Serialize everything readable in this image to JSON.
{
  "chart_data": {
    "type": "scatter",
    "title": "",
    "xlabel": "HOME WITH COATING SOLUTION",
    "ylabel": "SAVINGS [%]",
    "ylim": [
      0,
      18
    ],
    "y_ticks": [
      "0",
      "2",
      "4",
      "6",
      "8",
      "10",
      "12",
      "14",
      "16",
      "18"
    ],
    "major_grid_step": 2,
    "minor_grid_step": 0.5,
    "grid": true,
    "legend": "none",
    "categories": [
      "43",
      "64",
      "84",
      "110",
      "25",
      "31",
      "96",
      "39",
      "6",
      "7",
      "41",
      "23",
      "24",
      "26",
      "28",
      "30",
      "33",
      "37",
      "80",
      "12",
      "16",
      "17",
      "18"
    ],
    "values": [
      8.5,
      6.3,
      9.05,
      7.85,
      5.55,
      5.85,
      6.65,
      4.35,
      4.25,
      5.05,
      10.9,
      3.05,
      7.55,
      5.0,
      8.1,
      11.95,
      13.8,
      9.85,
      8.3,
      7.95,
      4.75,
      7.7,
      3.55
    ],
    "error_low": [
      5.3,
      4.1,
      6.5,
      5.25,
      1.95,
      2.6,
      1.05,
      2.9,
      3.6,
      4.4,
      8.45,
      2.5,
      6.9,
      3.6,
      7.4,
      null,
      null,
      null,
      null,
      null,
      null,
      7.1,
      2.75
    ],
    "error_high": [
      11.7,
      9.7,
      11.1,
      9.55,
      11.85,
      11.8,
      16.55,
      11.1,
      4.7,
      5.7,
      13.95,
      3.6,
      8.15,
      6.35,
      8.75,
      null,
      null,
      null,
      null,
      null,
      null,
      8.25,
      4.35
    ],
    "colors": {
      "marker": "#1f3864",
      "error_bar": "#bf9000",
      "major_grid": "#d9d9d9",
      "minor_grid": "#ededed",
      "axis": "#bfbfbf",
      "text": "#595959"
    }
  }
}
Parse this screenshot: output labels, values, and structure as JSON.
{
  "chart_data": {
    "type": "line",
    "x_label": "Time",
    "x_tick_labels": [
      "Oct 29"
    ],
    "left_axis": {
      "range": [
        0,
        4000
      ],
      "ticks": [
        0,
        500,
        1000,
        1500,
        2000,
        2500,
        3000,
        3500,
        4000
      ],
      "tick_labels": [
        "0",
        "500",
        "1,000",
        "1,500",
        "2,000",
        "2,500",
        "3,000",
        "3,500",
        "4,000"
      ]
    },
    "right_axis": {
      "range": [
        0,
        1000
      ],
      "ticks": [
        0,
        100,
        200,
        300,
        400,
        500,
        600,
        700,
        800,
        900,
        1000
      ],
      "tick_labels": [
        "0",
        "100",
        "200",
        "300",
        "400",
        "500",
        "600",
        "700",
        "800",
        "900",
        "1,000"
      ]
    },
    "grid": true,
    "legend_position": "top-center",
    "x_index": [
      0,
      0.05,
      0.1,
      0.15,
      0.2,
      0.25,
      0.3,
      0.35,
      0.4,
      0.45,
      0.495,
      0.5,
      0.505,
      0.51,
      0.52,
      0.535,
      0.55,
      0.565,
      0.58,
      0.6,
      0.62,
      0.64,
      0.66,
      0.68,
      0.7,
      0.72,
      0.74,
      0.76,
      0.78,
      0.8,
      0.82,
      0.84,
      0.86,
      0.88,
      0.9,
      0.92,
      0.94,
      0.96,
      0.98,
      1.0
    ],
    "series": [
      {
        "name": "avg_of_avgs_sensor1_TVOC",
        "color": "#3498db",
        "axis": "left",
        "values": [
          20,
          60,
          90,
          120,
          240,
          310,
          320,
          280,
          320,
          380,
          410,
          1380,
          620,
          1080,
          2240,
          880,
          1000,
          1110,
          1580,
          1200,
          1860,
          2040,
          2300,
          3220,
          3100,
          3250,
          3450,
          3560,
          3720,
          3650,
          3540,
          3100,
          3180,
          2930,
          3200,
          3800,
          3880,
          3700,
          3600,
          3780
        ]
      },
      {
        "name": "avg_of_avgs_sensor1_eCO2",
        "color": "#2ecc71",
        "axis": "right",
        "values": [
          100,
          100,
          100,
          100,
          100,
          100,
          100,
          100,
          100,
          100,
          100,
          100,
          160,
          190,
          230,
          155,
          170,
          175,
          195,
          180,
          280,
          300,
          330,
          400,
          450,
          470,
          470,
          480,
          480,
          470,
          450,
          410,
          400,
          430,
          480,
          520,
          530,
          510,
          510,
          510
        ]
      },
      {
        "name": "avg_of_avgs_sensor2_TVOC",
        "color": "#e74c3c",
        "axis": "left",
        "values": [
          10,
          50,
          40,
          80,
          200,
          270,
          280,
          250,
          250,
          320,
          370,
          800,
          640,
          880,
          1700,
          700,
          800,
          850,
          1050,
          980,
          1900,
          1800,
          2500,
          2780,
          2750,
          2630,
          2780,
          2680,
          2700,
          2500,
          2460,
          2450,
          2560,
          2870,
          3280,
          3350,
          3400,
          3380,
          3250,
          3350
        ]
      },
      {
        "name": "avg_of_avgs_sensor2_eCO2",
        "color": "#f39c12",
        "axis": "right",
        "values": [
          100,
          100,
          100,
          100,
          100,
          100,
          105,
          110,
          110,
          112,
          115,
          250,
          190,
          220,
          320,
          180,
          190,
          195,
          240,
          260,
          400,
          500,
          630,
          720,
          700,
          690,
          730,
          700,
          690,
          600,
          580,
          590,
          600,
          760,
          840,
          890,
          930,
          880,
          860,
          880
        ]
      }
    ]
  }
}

* **Goal of the exercise**: Each of the records should be retyped exactly.

* **Response**:
Serialize everything readable in this image to JSON.
{
  "chart_data": {
    "type": "scatter",
    "title": "",
    "xlabel": "HOME WITH COATING SOLUTION",
    "ylabel": "SAVINGS [%]",
    "ylim": [
      0,
      18
    ],
    "y_ticks": [
      "0",
      "2",
      "4",
      "6",
      "8",
      "10",
      "12",
      "14",
      "16",
      "18"
    ],
    "major_grid_step": 2,
    "minor_grid_step": 0.5,
    "grid": true,
    "legend": "none",
    "categories": [
      "43",
      "64",
      "84",
      "110",
      "25",
      "31",
      "96",
      "39",
      "6",
      "7",
      "41",
      "23",
      "24",
      "26",
      "28",
      "30",
      "33",
      "37",
      "80",
      "12",
      "16",
      "17",
      "18"
    ],
    "values": [
      8.5,
      6.3,
      9.05,
      7.85,
      5.55,
      5.85,
      6.65,
      4.35,
      4.25,
      5.05,
      10.9,
      3.05,
      7.55,
      5.0,
      8.1,
      11.95,
      13.8,
      9.85,
      8.3,
      7.95,
      4.75,
      7.7,
      3.55
    ],
    "error_low": [
      5.3,
      4.1,
      6.5,
      5.25,
      1.95,
      2.6,
      1.05,
      2.9,
      3.6,
      4.4,
      8.45,
      2.5,
      6.9,
      3.6,
      7.4,
      null,
      null,
      null,
      null,
      null,
      null,
      7.1,
      2.75
    ],
    "error_high": [
      11.7,
      9.7,
      11.1,
      9.55,
      11.85,
      11.8,
      16.55,
      11.1,
      4.7,
      5.7,
      13.95,
      3.6,
      8.15,
      6.35,
      8.75,
      null,
      null,
      null,
      null,
      null,
      null,
      8.25,
      4.35
    ],
    "colors": {
      "marker": "#1f3864",
      "error_bar": "#bf9000",
      "major_grid": "#d9d9d9",
      "minor_grid": "#ededed",
      "axis": "#bfbfbf",
      "text": "#595959"
    }
  }
}
Parse this screenshot: output labels, values, and structure as JSON.
{
  "chart_data": {
    "type": "line",
    "x_label": "Time",
    "x_tick_labels": [
      "Oct 29"
    ],
    "left_axis": {
      "range": [
        0,
        4000
      ],
      "ticks": [
        0,
        500,
        1000,
        1500,
        2000,
        2500,
        3000,
        3500,
        4000
      ],
      "tick_labels": [
        "0",
        "500",
        "1,000",
        "1,500",
        "2,000",
        "2,500",
        "3,000",
        "3,500",
        "4,000"
      ]
    },
    "right_axis": {
      "range": [
        0,
        1000
      ],
      "ticks": [
        0,
        100,
        200,
        300,
        400,
        500,
        600,
        700,
        800,
        900,
        1000
      ],
      "tick_labels": [
        "0",
        "100",
        "200",
        "300",
        "400",
        "500",
        "600",
        "700",
        "800",
        "900",
        "1,000"
      ]
    },
    "grid": true,
    "legend_position": "top-center",
    "x_index": [
      0,
      0.05,
      0.1,
      0.15,
      0.2,
      0.25,
      0.3,
      0.35,
      0.4,
      0.45,
      0.495,
      0.5,
      0.505,
      0.51,
      0.52,
      0.535,
      0.55,
      0.565,
      0.58,
      0.6,
      0.62,
      0.64,
      0.66,
      0.68,
      0.7,
      0.72,
      0.74,
      0.76,
      0.78,
      0.8,
      0.82,
      0.84,
      0.86,
      0.88,
      0.9,
      0.92,
      0.94,
      0.96,
      0.98,
      1.0
    ],
    "series": [
      {
        "name": "avg_of_avgs_sensor1_TVOC",
        "color": "#3498db",
        "axis": "left",
        "values": [
          20,
          60,
          90,
          120,
          240,
          310,
          320,
          280,
          320,
          380,
          410,
          1380,
          620,
          1080,
          2240,
          880,
          1000,
          1110,
          1580,
          1200,
          1860,
          2040,
          2300,
          3220,
          3100,
          3250,
          3450,
          3560,
          3720,
          3650,
          3540,
          3100,
          3180,
          2930,
          3200,
          3800,
          3880,
          3700,
          3600,
          3780
        ]
      },
      {
        "name": "avg_of_avgs_sensor1_eCO2",
        "color": "#2ecc71",
        "axis": "right",
        "values": [
          100,
          100,
          100,
          100,
          100,
          100,
          100,
          100,
          100,
          100,
          100,
          100,
          160,
          190,
          230,
          155,
          170,
          175,
          195,
          180,
          280,
          300,
          330,
          400,
          450,
          470,
          470,
          480,
          480,
          470,
          450,
          410,
          400,
          430,
          480,
          520,
          530,
          510,
          510,
          510
        ]
      },
      {
        "name": "avg_of_avgs_sensor2_TVOC",
        "color": "#e74c3c",
        "axis": "left",
        "values": [
          10,
          50,
          40,
          80,
          200,
          270,
          280,
          250,
          250,
          320,
          370,
          800,
          640,
          880,
          1700,
          700,
          800,
          850,
          1050,
          980,
          1900,
          1800,
          2500,
          2780,
          2750,
          2630,
          2780,
          2680,
          2700,
          2500,
          2460,
          2450,
          2560,
          2870,
          3280,
          3350,
          3400,
          3380,
          3250,
          3350
        ]
      },
      {
        "name": "avg_of_avgs_sensor2_eCO2",
        "color": "#f39c12",
        "axis": "right",
        "values": [
          100,
          100,
          100,
          100,
          100,
          100,
          105,
          110,
          110,
          112,
          115,
          250,
          190,
          220,
          320,
          180,
          190,
          195,
          240,
          260,
          400,
          500,
          630,
          720,
          700,
          690,
          730,
          700,
          690,
          600,
          580,
          590,
          600,
          760,
          840,
          890,
          930,
          880,
          860,
          880
        ]
      }
    ]
  }
}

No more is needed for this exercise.